Task description:
Word for word, transcribe the lines below and drop the pictures.

━━━━━━━━━━

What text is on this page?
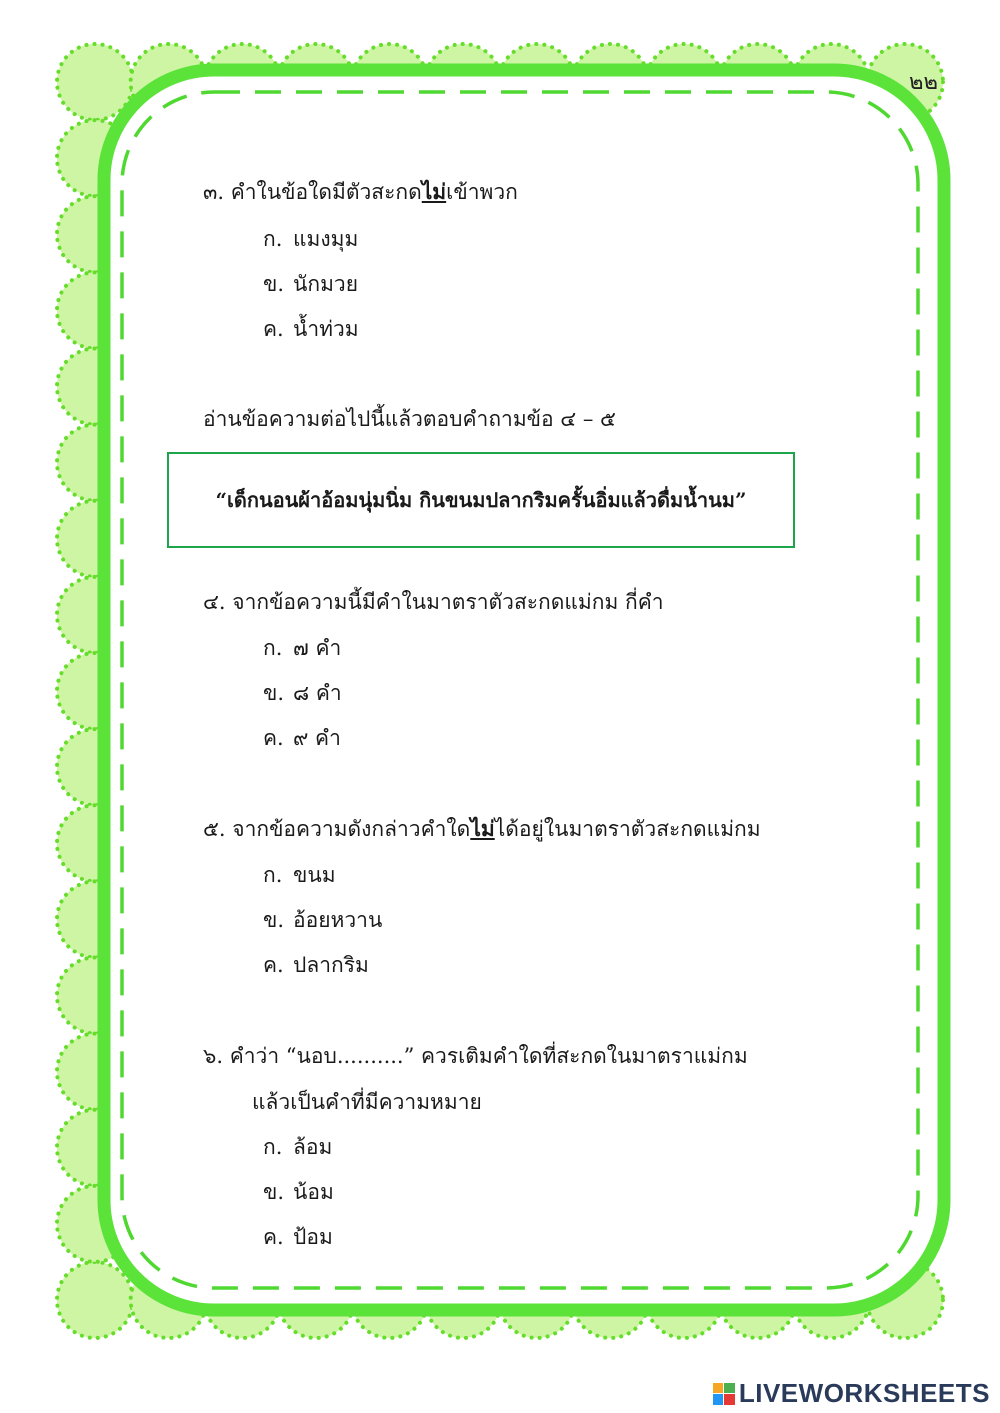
๒๒
๓. คำในข้อใดมีตัวสะกดไม่เข้าพวก
ก. แมงมุม
ข. นักมวย
ค. น้ำท่วม
อ่านข้อความต่อไปนี้แล้วตอบคำถามข้อ ๔ – ๕
“เด็กนอนผ้าอ้อมนุ่มนิ่ม กินขนมปลากริมครั้นอิ่มแล้วดื่มน้ำนม”
๔. จากข้อความนี้มีคำในมาตราตัวสะกดแม่กม กี่คำ
ก. ๗ คำ
ข. ๘ คำ
ค. ๙ คำ
๕. จากข้อความดังกล่าวคำใดไม่ได้อยู่ในมาตราตัวสะกดแม่กม
ก. ขนม
ข. อ้อยหวาน
ค. ปลากริม
๖. คำว่า “นอบ..........” ควรเติมคำใดที่สะกดในมาตราแม่กม
แล้วเป็นคำที่มีความหมาย
ก. ล้อม
ข. น้อม
ค. ป้อม
LIVEWORKSHEETS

━━━━━━━━━━

Answer for this exercise:
What text is on this page?
๒๒
๓. คำในข้อใดมีตัวสะกดไม่เข้าพวก
ก. แมงมุม
ข. นักมวย
ค. น้ำท่วม
อ่านข้อความต่อไปนี้แล้วตอบคำถามข้อ ๔ – ๕
“เด็กนอนผ้าอ้อมนุ่มนิ่ม กินขนมปลากริมครั้นอิ่มแล้วดื่มน้ำนม”
๔. จากข้อความนี้มีคำในมาตราตัวสะกดแม่กม กี่คำ
ก. ๗ คำ
ข. ๘ คำ
ค. ๙ คำ
๕. จากข้อความดังกล่าวคำใดไม่ได้อยู่ในมาตราตัวสะกดแม่กม
ก. ขนม
ข. อ้อยหวาน
ค. ปลากริม
๖. คำว่า “นอบ..........” ควรเติมคำใดที่สะกดในมาตราแม่กม
แล้วเป็นคำที่มีความหมาย
ก. ล้อม
ข. น้อม
ค. ป้อม
LIVEWORKSHEETS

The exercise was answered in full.